## Extracted data entries:
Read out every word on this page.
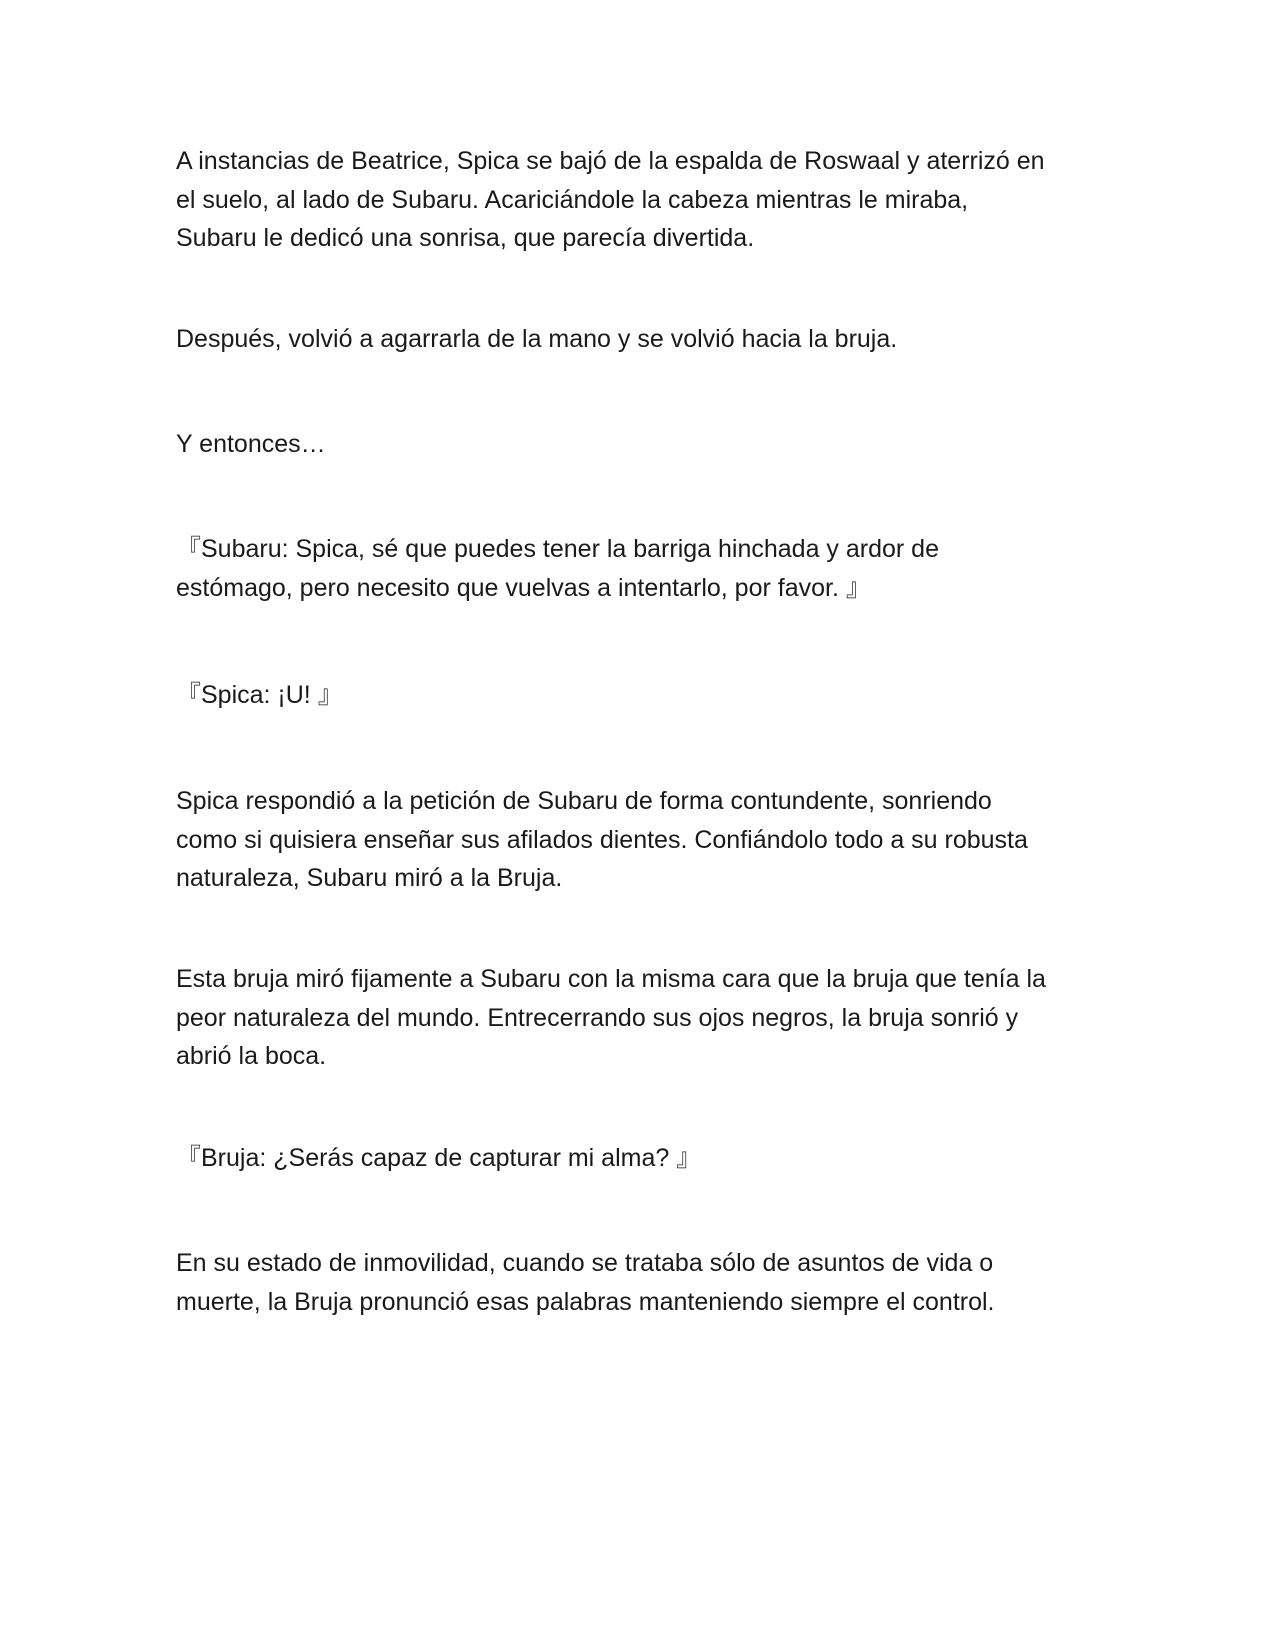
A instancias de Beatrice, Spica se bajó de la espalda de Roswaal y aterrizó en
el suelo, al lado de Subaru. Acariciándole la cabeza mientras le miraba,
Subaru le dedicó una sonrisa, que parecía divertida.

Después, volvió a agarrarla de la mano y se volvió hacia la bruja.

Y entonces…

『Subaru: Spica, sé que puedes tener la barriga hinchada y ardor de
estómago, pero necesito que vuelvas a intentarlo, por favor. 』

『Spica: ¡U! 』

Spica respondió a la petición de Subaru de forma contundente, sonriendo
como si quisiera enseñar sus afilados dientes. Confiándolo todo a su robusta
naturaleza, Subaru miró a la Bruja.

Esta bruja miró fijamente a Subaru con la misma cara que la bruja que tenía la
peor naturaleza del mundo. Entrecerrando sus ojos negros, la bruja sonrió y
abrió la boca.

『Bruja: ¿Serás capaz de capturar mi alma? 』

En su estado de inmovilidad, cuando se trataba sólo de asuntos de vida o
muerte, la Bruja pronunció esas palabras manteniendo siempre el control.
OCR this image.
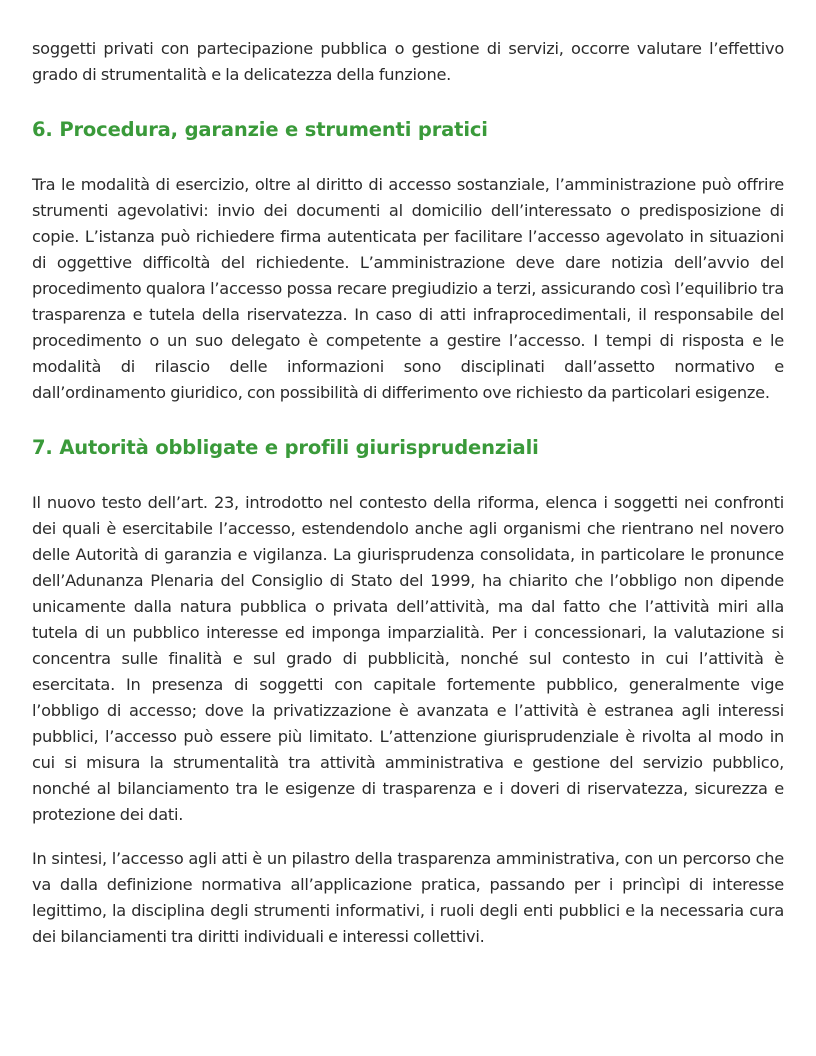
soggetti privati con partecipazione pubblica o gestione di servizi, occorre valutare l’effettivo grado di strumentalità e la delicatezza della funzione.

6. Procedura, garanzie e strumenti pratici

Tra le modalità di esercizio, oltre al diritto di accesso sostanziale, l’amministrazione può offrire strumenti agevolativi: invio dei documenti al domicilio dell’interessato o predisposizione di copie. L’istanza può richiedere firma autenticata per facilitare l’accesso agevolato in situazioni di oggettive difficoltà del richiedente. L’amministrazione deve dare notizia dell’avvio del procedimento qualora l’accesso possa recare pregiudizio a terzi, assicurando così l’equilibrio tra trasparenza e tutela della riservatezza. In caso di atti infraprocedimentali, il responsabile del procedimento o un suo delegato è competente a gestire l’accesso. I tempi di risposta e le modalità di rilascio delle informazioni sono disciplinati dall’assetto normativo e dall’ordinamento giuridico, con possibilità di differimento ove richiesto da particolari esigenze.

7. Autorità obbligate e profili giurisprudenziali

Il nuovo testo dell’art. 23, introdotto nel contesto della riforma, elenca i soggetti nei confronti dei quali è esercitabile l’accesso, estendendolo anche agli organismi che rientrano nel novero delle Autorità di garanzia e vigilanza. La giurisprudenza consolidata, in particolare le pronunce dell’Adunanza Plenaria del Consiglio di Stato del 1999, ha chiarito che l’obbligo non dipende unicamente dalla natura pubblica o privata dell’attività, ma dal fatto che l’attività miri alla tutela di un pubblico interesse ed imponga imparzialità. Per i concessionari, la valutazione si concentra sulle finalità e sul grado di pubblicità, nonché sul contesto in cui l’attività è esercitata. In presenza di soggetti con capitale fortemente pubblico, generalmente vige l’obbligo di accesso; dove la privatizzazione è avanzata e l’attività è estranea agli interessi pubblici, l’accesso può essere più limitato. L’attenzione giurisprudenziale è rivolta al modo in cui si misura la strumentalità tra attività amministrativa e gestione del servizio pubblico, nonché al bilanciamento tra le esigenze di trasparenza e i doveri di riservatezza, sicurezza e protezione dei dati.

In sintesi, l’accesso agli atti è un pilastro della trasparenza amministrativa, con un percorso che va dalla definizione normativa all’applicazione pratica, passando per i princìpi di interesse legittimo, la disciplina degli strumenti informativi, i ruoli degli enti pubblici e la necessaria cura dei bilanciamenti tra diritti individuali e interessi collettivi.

## Objective:
Without the pictures, transcribe the listing above exactly.

## Final result:
Read out every word on this page.
A instancias de Beatrice, Spica se bajó de la espalda de Roswaal y aterrizó en
el suelo, al lado de Subaru. Acariciándole la cabeza mientras le miraba,
Subaru le dedicó una sonrisa, que parecía divertida.

Después, volvió a agarrarla de la mano y se volvió hacia la bruja.

Y entonces…

『Subaru: Spica, sé que puedes tener la barriga hinchada y ardor de
estómago, pero necesito que vuelvas a intentarlo, por favor. 』

『Spica: ¡U! 』

Spica respondió a la petición de Subaru de forma contundente, sonriendo
como si quisiera enseñar sus afilados dientes. Confiándolo todo a su robusta
naturaleza, Subaru miró a la Bruja.

Esta bruja miró fijamente a Subaru con la misma cara que la bruja que tenía la
peor naturaleza del mundo. Entrecerrando sus ojos negros, la bruja sonrió y
abrió la boca.

『Bruja: ¿Serás capaz de capturar mi alma? 』

En su estado de inmovilidad, cuando se trataba sólo de asuntos de vida o
muerte, la Bruja pronunció esas palabras manteniendo siempre el control.
OCR this image.
soggetti privati con partecipazione pubblica o gestione di servizi, occorre valutare l’effettivo grado di strumentalità e la delicatezza della funzione.

6. Procedura, garanzie e strumenti pratici

Tra le modalità di esercizio, oltre al diritto di accesso sostanziale, l’amministrazione può offrire strumenti agevolativi: invio dei documenti al domicilio dell’interessato o predisposizione di copie. L’istanza può richiedere firma autenticata per facilitare l’accesso agevolato in situazioni di oggettive difficoltà del richiedente. L’amministrazione deve dare notizia dell’avvio del procedimento qualora l’accesso possa recare pregiudizio a terzi, assicurando così l’equilibrio tra trasparenza e tutela della riservatezza. In caso di atti infraprocedimentali, il responsabile del procedimento o un suo delegato è competente a gestire l’accesso. I tempi di risposta e le modalità di rilascio delle informazioni sono disciplinati dall’assetto normativo e dall’ordinamento giuridico, con possibilità di differimento ove richiesto da particolari esigenze.

7. Autorità obbligate e profili giurisprudenziali

Il nuovo testo dell’art. 23, introdotto nel contesto della riforma, elenca i soggetti nei confronti dei quali è esercitabile l’accesso, estendendolo anche agli organismi che rientrano nel novero delle Autorità di garanzia e vigilanza. La giurisprudenza consolidata, in particolare le pronunce dell’Adunanza Plenaria del Consiglio di Stato del 1999, ha chiarito che l’obbligo non dipende unicamente dalla natura pubblica o privata dell’attività, ma dal fatto che l’attività miri alla tutela di un pubblico interesse ed imponga imparzialità. Per i concessionari, la valutazione si concentra sulle finalità e sul grado di pubblicità, nonché sul contesto in cui l’attività è esercitata. In presenza di soggetti con capitale fortemente pubblico, generalmente vige l’obbligo di accesso; dove la privatizzazione è avanzata e l’attività è estranea agli interessi pubblici, l’accesso può essere più limitato. L’attenzione giurisprudenziale è rivolta al modo in cui si misura la strumentalità tra attività amministrativa e gestione del servizio pubblico, nonché al bilanciamento tra le esigenze di trasparenza e i doveri di riservatezza, sicurezza e protezione dei dati.

In sintesi, l’accesso agli atti è un pilastro della trasparenza amministrativa, con un percorso che va dalla definizione normativa all’applicazione pratica, passando per i princìpi di interesse legittimo, la disciplina degli strumenti informativi, i ruoli degli enti pubblici e la necessaria cura dei bilanciamenti tra diritti individuali e interessi collettivi.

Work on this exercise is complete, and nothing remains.